In your copy, leave out the pictures; write out all the data exactly.

--

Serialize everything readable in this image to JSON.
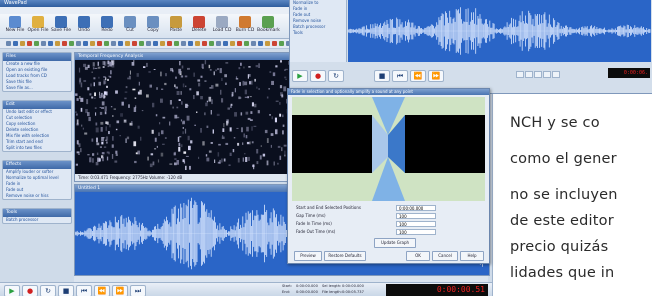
{
  "app": {
    "title": "WavePad",
    "menu": [
      "File",
      "Edit",
      "Effects",
      "Tools",
      "Bookmarks",
      "View",
      "Window",
      "Help"
    ]
  },
  "toolbar": {
    "buttons": [
      {
        "label": "New File",
        "icon": "new-file-icon",
        "color": "#5b8bd0"
      },
      {
        "label": "Open File",
        "icon": "open-file-icon",
        "color": "#e0b040"
      },
      {
        "label": "Save File",
        "icon": "save-file-icon",
        "color": "#3d6fb6"
      },
      {
        "label": "Undo",
        "icon": "undo-icon",
        "color": "#3d6fb6"
      },
      {
        "label": "Redo",
        "icon": "redo-icon",
        "color": "#3d6fb6"
      },
      {
        "label": "Cut",
        "icon": "cut-icon",
        "color": "#6a8fc0"
      },
      {
        "label": "Copy",
        "icon": "copy-icon",
        "color": "#6a8fc0"
      },
      {
        "label": "Paste",
        "icon": "paste-icon",
        "color": "#c79a3d"
      },
      {
        "label": "Delete",
        "icon": "delete-icon",
        "color": "#cc4433"
      },
      {
        "label": "Load CD",
        "icon": "load-cd-icon",
        "color": "#9aa9c2"
      },
      {
        "label": "Burn CD",
        "icon": "burn-cd-icon",
        "color": "#d07a30"
      },
      {
        "label": "Bookmark",
        "icon": "bookmark-icon",
        "color": "#5aa050"
      }
    ]
  },
  "sidebar": {
    "panels": [
      {
        "title": "Files",
        "items": [
          "Create a new file",
          "Open an existing file",
          "Load tracks from CD",
          "Save this file",
          "Save file as..."
        ]
      },
      {
        "title": "Edit",
        "items": [
          "Undo last edit or effect",
          "Cut selection",
          "Copy selection",
          "Delete selection",
          "Mix file with selection",
          "Trim start and end",
          "Split into two files"
        ]
      },
      {
        "title": "Effects",
        "items": [
          "Amplify louder or softer",
          "Normalize to optimal level",
          "Fade in",
          "Fade out",
          "Remove noise or hiss"
        ]
      },
      {
        "title": "Tools",
        "items": [
          "Batch processor"
        ]
      }
    ]
  },
  "spectrum_window": {
    "title": "Temporal Frequency Analysis",
    "status": "Time: 0:03.471   Frequency: 2775Hz   Volume: -120 dB"
  },
  "wave_window": {
    "title": "Untitled 1"
  },
  "tabs": [
    "TFT Window",
    "Untitled 1"
  ],
  "transport": {
    "counter": "0:00:00.51",
    "start_label": "Start:",
    "start_value": "0:00:00.000",
    "end_label": "End:",
    "end_value": "0:00:00.000",
    "sel_label": "Sel length:",
    "sel_value": "0:00:00.000",
    "file_label": "File length:",
    "file_value": "0:00:05.737"
  },
  "second_window": {
    "side_items": [
      "Normalize to",
      "Fade in",
      "Fade out",
      "Remove noise",
      "Batch processor",
      "Tools"
    ],
    "counter": "0:00:06."
  },
  "dialog": {
    "title": "Fade in selection and optionally amplify a sound at any point",
    "fields": [
      {
        "label": "Start and End Selected Positions",
        "value": "0:00:00.000"
      },
      {
        "label": "Gap Time (ms)",
        "value": "100"
      },
      {
        "label": "Fade In Time (ms)",
        "value": "100"
      },
      {
        "label": "Fade Out Time (ms)",
        "value": "100"
      }
    ],
    "update_label": "Update Graph",
    "preview_label": "Preview",
    "restore_label": "Restore Defaults",
    "ok_label": "OK",
    "cancel_label": "Cancel",
    "help_label": "Help"
  },
  "article": {
    "lines": [
      "NCH y se co",
      "como el gener",
      "no se incluyen",
      "de este editor",
      "precio quizás",
      "lidades que in"
    ]
  }
}
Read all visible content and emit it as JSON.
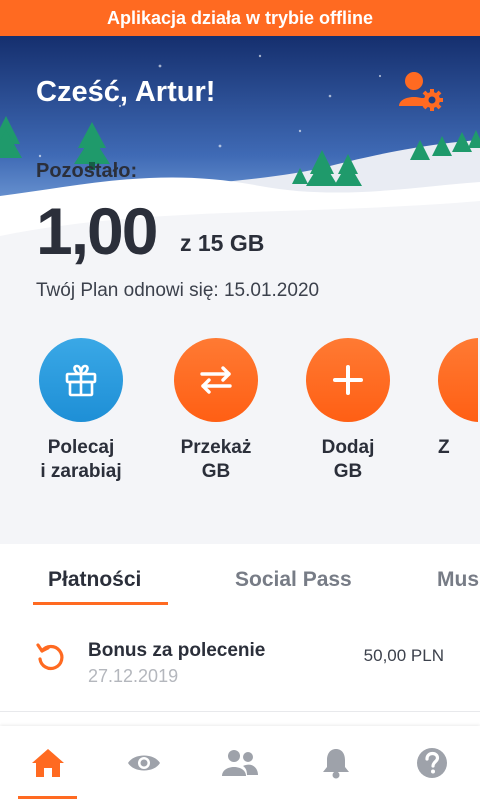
{
  "offline_banner": "Aplikacja działa w trybie offline",
  "header": {
    "greeting": "Cześć, Artur!",
    "profile_icon": "user-settings-icon"
  },
  "usage": {
    "remaining_label": "Pozostało:",
    "amount": "1,00",
    "total": "z 15 GB",
    "renewal": "Twój Plan odnowi się: 15.01.2020"
  },
  "actions": [
    {
      "label_line1": "Polecaj",
      "label_line2": "i zarabiaj",
      "icon": "gift-icon",
      "color": "#2d9fe0"
    },
    {
      "label_line1": "Przekaż",
      "label_line2": "GB",
      "icon": "transfer-arrows-icon",
      "color": "#ff6a21"
    },
    {
      "label_line1": "Dodaj",
      "label_line2": "GB",
      "icon": "plus-icon",
      "color": "#ff6a21"
    },
    {
      "label_line1": "Z",
      "label_line2": "",
      "icon": "",
      "color": "#ff6a21"
    }
  ],
  "tabs": [
    {
      "label": "Płatności",
      "active": true
    },
    {
      "label": "Social Pass",
      "active": false
    },
    {
      "label": "Mus",
      "active": false
    }
  ],
  "transactions": [
    {
      "title": "Bonus za polecenie",
      "date": "27.12.2019",
      "amount": "50,00 PLN",
      "icon": "refund-arrow-icon"
    }
  ],
  "bottom_nav": [
    {
      "name": "home",
      "icon": "home-icon",
      "active": true
    },
    {
      "name": "preview",
      "icon": "eye-icon",
      "active": false
    },
    {
      "name": "friends",
      "icon": "users-icon",
      "active": false
    },
    {
      "name": "notifications",
      "icon": "bell-icon",
      "active": false
    },
    {
      "name": "help",
      "icon": "help-icon",
      "active": false
    }
  ],
  "colors": {
    "accent": "#ff6a21",
    "blue": "#2d9fe0",
    "sky_top": "#152f6e",
    "text": "#2b2f3a"
  }
}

--

Solution to this exercise
Serialize everything readable in this image to JSON.
{
  "app": {
    "title": "WavePad",
    "menu": [
      "File",
      "Edit",
      "Effects",
      "Tools",
      "Bookmarks",
      "View",
      "Window",
      "Help"
    ]
  },
  "toolbar": {
    "buttons": [
      {
        "label": "New File",
        "icon": "new-file-icon",
        "color": "#5b8bd0"
      },
      {
        "label": "Open File",
        "icon": "open-file-icon",
        "color": "#e0b040"
      },
      {
        "label": "Save File",
        "icon": "save-file-icon",
        "color": "#3d6fb6"
      },
      {
        "label": "Undo",
        "icon": "undo-icon",
        "color": "#3d6fb6"
      },
      {
        "label": "Redo",
        "icon": "redo-icon",
        "color": "#3d6fb6"
      },
      {
        "label": "Cut",
        "icon": "cut-icon",
        "color": "#6a8fc0"
      },
      {
        "label": "Copy",
        "icon": "copy-icon",
        "color": "#6a8fc0"
      },
      {
        "label": "Paste",
        "icon": "paste-icon",
        "color": "#c79a3d"
      },
      {
        "label": "Delete",
        "icon": "delete-icon",
        "color": "#cc4433"
      },
      {
        "label": "Load CD",
        "icon": "load-cd-icon",
        "color": "#9aa9c2"
      },
      {
        "label": "Burn CD",
        "icon": "burn-cd-icon",
        "color": "#d07a30"
      },
      {
        "label": "Bookmark",
        "icon": "bookmark-icon",
        "color": "#5aa050"
      }
    ]
  },
  "sidebar": {
    "panels": [
      {
        "title": "Files",
        "items": [
          "Create a new file",
          "Open an existing file",
          "Load tracks from CD",
          "Save this file",
          "Save file as..."
        ]
      },
      {
        "title": "Edit",
        "items": [
          "Undo last edit or effect",
          "Cut selection",
          "Copy selection",
          "Delete selection",
          "Mix file with selection",
          "Trim start and end",
          "Split into two files"
        ]
      },
      {
        "title": "Effects",
        "items": [
          "Amplify louder or softer",
          "Normalize to optimal level",
          "Fade in",
          "Fade out",
          "Remove noise or hiss"
        ]
      },
      {
        "title": "Tools",
        "items": [
          "Batch processor"
        ]
      }
    ]
  },
  "spectrum_window": {
    "title": "Temporal Frequency Analysis",
    "status": "Time: 0:03.471   Frequency: 2775Hz   Volume: -120 dB"
  },
  "wave_window": {
    "title": "Untitled 1"
  },
  "tabs": [
    "TFT Window",
    "Untitled 1"
  ],
  "transport": {
    "counter": "0:00:00.51",
    "start_label": "Start:",
    "start_value": "0:00:00.000",
    "end_label": "End:",
    "end_value": "0:00:00.000",
    "sel_label": "Sel length:",
    "sel_value": "0:00:00.000",
    "file_label": "File length:",
    "file_value": "0:00:05.737"
  },
  "second_window": {
    "side_items": [
      "Normalize to",
      "Fade in",
      "Fade out",
      "Remove noise",
      "Batch processor",
      "Tools"
    ],
    "counter": "0:00:06."
  },
  "dialog": {
    "title": "Fade in selection and optionally amplify a sound at any point",
    "fields": [
      {
        "label": "Start and End Selected Positions",
        "value": "0:00:00.000"
      },
      {
        "label": "Gap Time (ms)",
        "value": "100"
      },
      {
        "label": "Fade In Time (ms)",
        "value": "100"
      },
      {
        "label": "Fade Out Time (ms)",
        "value": "100"
      }
    ],
    "update_label": "Update Graph",
    "preview_label": "Preview",
    "restore_label": "Restore Defaults",
    "ok_label": "OK",
    "cancel_label": "Cancel",
    "help_label": "Help"
  },
  "article": {
    "lines": [
      "NCH y se co",
      "como el gener",
      "no se incluyen",
      "de este editor",
      "precio quizás",
      "lidades que in"
    ]
  }
}
Read all visible content and emit it as JSON.
{
  "offline_banner": "Aplikacja działa w trybie offline",
  "header": {
    "greeting": "Cześć, Artur!",
    "profile_icon": "user-settings-icon"
  },
  "usage": {
    "remaining_label": "Pozostało:",
    "amount": "1,00",
    "total": "z 15 GB",
    "renewal": "Twój Plan odnowi się: 15.01.2020"
  },
  "actions": [
    {
      "label_line1": "Polecaj",
      "label_line2": "i zarabiaj",
      "icon": "gift-icon",
      "color": "#2d9fe0"
    },
    {
      "label_line1": "Przekaż",
      "label_line2": "GB",
      "icon": "transfer-arrows-icon",
      "color": "#ff6a21"
    },
    {
      "label_line1": "Dodaj",
      "label_line2": "GB",
      "icon": "plus-icon",
      "color": "#ff6a21"
    },
    {
      "label_line1": "Z",
      "label_line2": "",
      "icon": "",
      "color": "#ff6a21"
    }
  ],
  "tabs": [
    {
      "label": "Płatności",
      "active": true
    },
    {
      "label": "Social Pass",
      "active": false
    },
    {
      "label": "Mus",
      "active": false
    }
  ],
  "transactions": [
    {
      "title": "Bonus za polecenie",
      "date": "27.12.2019",
      "amount": "50,00 PLN",
      "icon": "refund-arrow-icon"
    }
  ],
  "bottom_nav": [
    {
      "name": "home",
      "icon": "home-icon",
      "active": true
    },
    {
      "name": "preview",
      "icon": "eye-icon",
      "active": false
    },
    {
      "name": "friends",
      "icon": "users-icon",
      "active": false
    },
    {
      "name": "notifications",
      "icon": "bell-icon",
      "active": false
    },
    {
      "name": "help",
      "icon": "help-icon",
      "active": false
    }
  ],
  "colors": {
    "accent": "#ff6a21",
    "blue": "#2d9fe0",
    "sky_top": "#152f6e",
    "text": "#2b2f3a"
  }
}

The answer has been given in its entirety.